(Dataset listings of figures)
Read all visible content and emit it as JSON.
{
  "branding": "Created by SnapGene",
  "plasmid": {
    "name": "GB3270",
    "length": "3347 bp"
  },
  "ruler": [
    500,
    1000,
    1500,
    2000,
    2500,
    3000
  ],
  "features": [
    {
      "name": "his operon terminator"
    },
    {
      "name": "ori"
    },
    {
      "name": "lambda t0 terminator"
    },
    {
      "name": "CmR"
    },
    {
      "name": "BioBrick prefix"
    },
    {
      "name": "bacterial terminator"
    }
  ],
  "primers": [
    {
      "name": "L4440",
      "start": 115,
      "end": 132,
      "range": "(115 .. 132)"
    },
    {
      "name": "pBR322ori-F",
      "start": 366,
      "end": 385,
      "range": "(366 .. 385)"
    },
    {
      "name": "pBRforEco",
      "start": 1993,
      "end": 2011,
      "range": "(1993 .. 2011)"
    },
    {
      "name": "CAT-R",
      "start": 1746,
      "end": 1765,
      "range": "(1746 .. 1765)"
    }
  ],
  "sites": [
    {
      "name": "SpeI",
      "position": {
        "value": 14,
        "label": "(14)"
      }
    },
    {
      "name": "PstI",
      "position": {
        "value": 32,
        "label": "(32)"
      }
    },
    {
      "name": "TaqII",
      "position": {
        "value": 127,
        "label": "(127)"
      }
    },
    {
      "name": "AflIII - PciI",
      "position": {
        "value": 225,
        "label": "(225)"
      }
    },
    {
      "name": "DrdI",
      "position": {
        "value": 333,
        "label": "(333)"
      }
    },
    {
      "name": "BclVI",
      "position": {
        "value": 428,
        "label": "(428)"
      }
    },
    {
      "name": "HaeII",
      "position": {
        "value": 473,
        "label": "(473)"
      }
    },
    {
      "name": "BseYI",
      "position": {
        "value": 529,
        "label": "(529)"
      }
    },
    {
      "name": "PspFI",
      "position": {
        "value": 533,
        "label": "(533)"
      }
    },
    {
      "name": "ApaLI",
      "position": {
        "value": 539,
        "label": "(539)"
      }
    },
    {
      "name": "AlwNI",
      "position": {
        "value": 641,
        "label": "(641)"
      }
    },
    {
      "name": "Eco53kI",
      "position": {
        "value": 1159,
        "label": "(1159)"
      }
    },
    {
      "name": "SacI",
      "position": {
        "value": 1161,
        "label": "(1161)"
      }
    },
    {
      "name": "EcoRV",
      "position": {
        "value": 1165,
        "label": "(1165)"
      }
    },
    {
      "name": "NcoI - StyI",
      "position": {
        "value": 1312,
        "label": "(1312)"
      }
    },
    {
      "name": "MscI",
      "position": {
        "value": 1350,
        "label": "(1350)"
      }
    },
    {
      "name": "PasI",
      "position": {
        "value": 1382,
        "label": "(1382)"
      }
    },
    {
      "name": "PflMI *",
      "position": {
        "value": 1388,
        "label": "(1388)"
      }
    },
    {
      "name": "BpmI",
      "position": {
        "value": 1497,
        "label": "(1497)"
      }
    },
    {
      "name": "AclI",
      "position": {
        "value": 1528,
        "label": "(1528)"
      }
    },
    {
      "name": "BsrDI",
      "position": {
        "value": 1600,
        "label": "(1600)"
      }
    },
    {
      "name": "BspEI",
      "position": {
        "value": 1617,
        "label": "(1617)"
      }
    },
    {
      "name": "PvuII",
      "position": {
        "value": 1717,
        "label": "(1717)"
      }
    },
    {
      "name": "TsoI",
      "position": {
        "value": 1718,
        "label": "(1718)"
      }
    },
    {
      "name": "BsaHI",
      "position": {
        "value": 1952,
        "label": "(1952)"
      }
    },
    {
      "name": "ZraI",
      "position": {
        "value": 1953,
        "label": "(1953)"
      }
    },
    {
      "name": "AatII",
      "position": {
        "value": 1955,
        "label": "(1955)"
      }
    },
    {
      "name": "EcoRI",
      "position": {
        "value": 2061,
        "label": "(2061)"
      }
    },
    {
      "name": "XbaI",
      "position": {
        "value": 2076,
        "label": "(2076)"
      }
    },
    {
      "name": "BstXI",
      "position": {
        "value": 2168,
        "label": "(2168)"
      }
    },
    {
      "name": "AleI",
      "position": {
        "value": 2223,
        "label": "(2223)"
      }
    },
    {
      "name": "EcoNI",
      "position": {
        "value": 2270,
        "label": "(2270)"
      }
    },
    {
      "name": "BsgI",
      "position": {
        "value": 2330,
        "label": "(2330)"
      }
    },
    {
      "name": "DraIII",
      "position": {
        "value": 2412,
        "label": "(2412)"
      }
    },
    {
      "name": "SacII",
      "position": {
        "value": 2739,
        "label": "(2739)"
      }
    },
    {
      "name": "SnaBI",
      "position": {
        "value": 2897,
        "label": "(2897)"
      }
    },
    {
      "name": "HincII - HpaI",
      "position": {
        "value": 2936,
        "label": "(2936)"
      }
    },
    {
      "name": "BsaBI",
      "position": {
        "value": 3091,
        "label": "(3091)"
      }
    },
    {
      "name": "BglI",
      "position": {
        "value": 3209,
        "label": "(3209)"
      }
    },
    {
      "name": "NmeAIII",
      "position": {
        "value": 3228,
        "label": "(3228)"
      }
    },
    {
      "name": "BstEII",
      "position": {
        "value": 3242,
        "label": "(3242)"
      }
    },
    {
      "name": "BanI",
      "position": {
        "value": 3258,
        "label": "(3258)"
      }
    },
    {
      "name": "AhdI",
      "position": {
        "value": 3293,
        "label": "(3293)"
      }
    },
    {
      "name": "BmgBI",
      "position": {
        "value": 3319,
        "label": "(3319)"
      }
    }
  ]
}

• [TASK PROMPT]: Output the records in full. Match them exactly.

• [TASK RESPONSE]:
Read all visible content and emit it as JSON.
{
  "branding": "Created by SnapGene",
  "plasmid": {
    "name": "GB3270",
    "length": "3347 bp"
  },
  "ruler": [
    500,
    1000,
    1500,
    2000,
    2500,
    3000
  ],
  "features": [
    {
      "name": "his operon terminator"
    },
    {
      "name": "ori"
    },
    {
      "name": "lambda t0 terminator"
    },
    {
      "name": "CmR"
    },
    {
      "name": "BioBrick prefix"
    },
    {
      "name": "bacterial terminator"
    }
  ],
  "primers": [
    {
      "name": "L4440",
      "start": 115,
      "end": 132,
      "range": "(115 .. 132)"
    },
    {
      "name": "pBR322ori-F",
      "start": 366,
      "end": 385,
      "range": "(366 .. 385)"
    },
    {
      "name": "pBRforEco",
      "start": 1993,
      "end": 2011,
      "range": "(1993 .. 2011)"
    },
    {
      "name": "CAT-R",
      "start": 1746,
      "end": 1765,
      "range": "(1746 .. 1765)"
    }
  ],
  "sites": [
    {
      "name": "SpeI",
      "position": {
        "value": 14,
        "label": "(14)"
      }
    },
    {
      "name": "PstI",
      "position": {
        "value": 32,
        "label": "(32)"
      }
    },
    {
      "name": "TaqII",
      "position": {
        "value": 127,
        "label": "(127)"
      }
    },
    {
      "name": "AflIII - PciI",
      "position": {
        "value": 225,
        "label": "(225)"
      }
    },
    {
      "name": "DrdI",
      "position": {
        "value": 333,
        "label": "(333)"
      }
    },
    {
      "name": "BclVI",
      "position": {
        "value": 428,
        "label": "(428)"
      }
    },
    {
      "name": "HaeII",
      "position": {
        "value": 473,
        "label": "(473)"
      }
    },
    {
      "name": "BseYI",
      "position": {
        "value": 529,
        "label": "(529)"
      }
    },
    {
      "name": "PspFI",
      "position": {
        "value": 533,
        "label": "(533)"
      }
    },
    {
      "name": "ApaLI",
      "position": {
        "value": 539,
        "label": "(539)"
      }
    },
    {
      "name": "AlwNI",
      "position": {
        "value": 641,
        "label": "(641)"
      }
    },
    {
      "name": "Eco53kI",
      "position": {
        "value": 1159,
        "label": "(1159)"
      }
    },
    {
      "name": "SacI",
      "position": {
        "value": 1161,
        "label": "(1161)"
      }
    },
    {
      "name": "EcoRV",
      "position": {
        "value": 1165,
        "label": "(1165)"
      }
    },
    {
      "name": "NcoI - StyI",
      "position": {
        "value": 1312,
        "label": "(1312)"
      }
    },
    {
      "name": "MscI",
      "position": {
        "value": 1350,
        "label": "(1350)"
      }
    },
    {
      "name": "PasI",
      "position": {
        "value": 1382,
        "label": "(1382)"
      }
    },
    {
      "name": "PflMI *",
      "position": {
        "value": 1388,
        "label": "(1388)"
      }
    },
    {
      "name": "BpmI",
      "position": {
        "value": 1497,
        "label": "(1497)"
      }
    },
    {
      "name": "AclI",
      "position": {
        "value": 1528,
        "label": "(1528)"
      }
    },
    {
      "name": "BsrDI",
      "position": {
        "value": 1600,
        "label": "(1600)"
      }
    },
    {
      "name": "BspEI",
      "position": {
        "value": 1617,
        "label": "(1617)"
      }
    },
    {
      "name": "PvuII",
      "position": {
        "value": 1717,
        "label": "(1717)"
      }
    },
    {
      "name": "TsoI",
      "position": {
        "value": 1718,
        "label": "(1718)"
      }
    },
    {
      "name": "BsaHI",
      "position": {
        "value": 1952,
        "label": "(1952)"
      }
    },
    {
      "name": "ZraI",
      "position": {
        "value": 1953,
        "label": "(1953)"
      }
    },
    {
      "name": "AatII",
      "position": {
        "value": 1955,
        "label": "(1955)"
      }
    },
    {
      "name": "EcoRI",
      "position": {
        "value": 2061,
        "label": "(2061)"
      }
    },
    {
      "name": "XbaI",
      "position": {
        "value": 2076,
        "label": "(2076)"
      }
    },
    {
      "name": "BstXI",
      "position": {
        "value": 2168,
        "label": "(2168)"
      }
    },
    {
      "name": "AleI",
      "position": {
        "value": 2223,
        "label": "(2223)"
      }
    },
    {
      "name": "EcoNI",
      "position": {
        "value": 2270,
        "label": "(2270)"
      }
    },
    {
      "name": "BsgI",
      "position": {
        "value": 2330,
        "label": "(2330)"
      }
    },
    {
      "name": "DraIII",
      "position": {
        "value": 2412,
        "label": "(2412)"
      }
    },
    {
      "name": "SacII",
      "position": {
        "value": 2739,
        "label": "(2739)"
      }
    },
    {
      "name": "SnaBI",
      "position": {
        "value": 2897,
        "label": "(2897)"
      }
    },
    {
      "name": "HincII - HpaI",
      "position": {
        "value": 2936,
        "label": "(2936)"
      }
    },
    {
      "name": "BsaBI",
      "position": {
        "value": 3091,
        "label": "(3091)"
      }
    },
    {
      "name": "BglI",
      "position": {
        "value": 3209,
        "label": "(3209)"
      }
    },
    {
      "name": "NmeAIII",
      "position": {
        "value": 3228,
        "label": "(3228)"
      }
    },
    {
      "name": "BstEII",
      "position": {
        "value": 3242,
        "label": "(3242)"
      }
    },
    {
      "name": "BanI",
      "position": {
        "value": 3258,
        "label": "(3258)"
      }
    },
    {
      "name": "AhdI",
      "position": {
        "value": 3293,
        "label": "(3293)"
      }
    },
    {
      "name": "BmgBI",
      "position": {
        "value": 3319,
        "label": "(3319)"
      }
    }
  ]
}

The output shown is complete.